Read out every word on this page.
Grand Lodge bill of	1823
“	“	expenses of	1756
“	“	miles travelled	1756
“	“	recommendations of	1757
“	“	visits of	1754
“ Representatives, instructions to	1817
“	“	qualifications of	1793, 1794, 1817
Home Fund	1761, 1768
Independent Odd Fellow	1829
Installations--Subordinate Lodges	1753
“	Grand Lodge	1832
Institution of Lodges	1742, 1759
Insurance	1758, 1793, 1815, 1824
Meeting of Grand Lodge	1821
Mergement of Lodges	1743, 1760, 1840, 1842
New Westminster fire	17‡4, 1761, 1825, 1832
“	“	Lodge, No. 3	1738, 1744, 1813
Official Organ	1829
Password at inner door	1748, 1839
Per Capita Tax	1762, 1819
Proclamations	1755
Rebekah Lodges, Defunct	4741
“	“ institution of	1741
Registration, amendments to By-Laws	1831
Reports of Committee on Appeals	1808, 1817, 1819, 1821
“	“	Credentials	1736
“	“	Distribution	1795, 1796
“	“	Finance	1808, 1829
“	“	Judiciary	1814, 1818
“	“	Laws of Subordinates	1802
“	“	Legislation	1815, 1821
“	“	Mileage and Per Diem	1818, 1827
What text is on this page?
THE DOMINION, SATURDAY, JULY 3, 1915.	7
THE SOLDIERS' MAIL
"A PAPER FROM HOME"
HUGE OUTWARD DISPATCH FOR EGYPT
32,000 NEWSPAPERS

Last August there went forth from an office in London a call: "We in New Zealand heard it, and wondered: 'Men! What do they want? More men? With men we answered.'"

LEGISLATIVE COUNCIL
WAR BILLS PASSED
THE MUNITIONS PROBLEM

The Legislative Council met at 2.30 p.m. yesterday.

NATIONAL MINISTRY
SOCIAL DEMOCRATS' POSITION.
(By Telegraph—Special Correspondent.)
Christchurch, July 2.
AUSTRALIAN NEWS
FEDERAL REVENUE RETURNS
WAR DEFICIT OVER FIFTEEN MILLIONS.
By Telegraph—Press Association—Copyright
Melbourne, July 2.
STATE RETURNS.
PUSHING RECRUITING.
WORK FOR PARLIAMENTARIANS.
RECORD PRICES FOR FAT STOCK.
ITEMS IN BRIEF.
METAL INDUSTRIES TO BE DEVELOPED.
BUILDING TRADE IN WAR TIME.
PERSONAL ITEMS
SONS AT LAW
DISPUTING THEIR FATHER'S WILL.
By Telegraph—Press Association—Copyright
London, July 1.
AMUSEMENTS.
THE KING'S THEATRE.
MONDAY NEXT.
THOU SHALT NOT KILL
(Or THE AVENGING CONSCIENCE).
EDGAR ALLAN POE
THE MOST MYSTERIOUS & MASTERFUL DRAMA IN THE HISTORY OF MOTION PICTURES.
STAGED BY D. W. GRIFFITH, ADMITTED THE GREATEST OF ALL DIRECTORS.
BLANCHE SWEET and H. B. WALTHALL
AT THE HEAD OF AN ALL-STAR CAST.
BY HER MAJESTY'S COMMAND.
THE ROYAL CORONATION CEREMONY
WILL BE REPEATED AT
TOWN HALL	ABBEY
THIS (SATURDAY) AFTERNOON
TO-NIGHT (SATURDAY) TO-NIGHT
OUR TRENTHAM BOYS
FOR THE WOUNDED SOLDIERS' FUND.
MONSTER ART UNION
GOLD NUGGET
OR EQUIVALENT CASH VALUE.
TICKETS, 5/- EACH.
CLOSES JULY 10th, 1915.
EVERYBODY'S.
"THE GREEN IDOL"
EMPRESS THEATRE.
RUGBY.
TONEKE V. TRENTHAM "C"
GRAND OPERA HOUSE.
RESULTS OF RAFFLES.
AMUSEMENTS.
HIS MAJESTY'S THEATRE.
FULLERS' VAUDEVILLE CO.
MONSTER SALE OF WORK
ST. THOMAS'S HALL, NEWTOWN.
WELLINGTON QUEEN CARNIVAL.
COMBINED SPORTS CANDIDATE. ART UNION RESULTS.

__Work to complete__.
Copy every line of the entries above in which "SATURDAY" occurs.

__Full response__.
THE DOMINION, SATURDAY, JULY 3, 1915.	7
THIS (SATURDAY) AFTERNOON
TO-NIGHT (SATURDAY) TO-NIGHT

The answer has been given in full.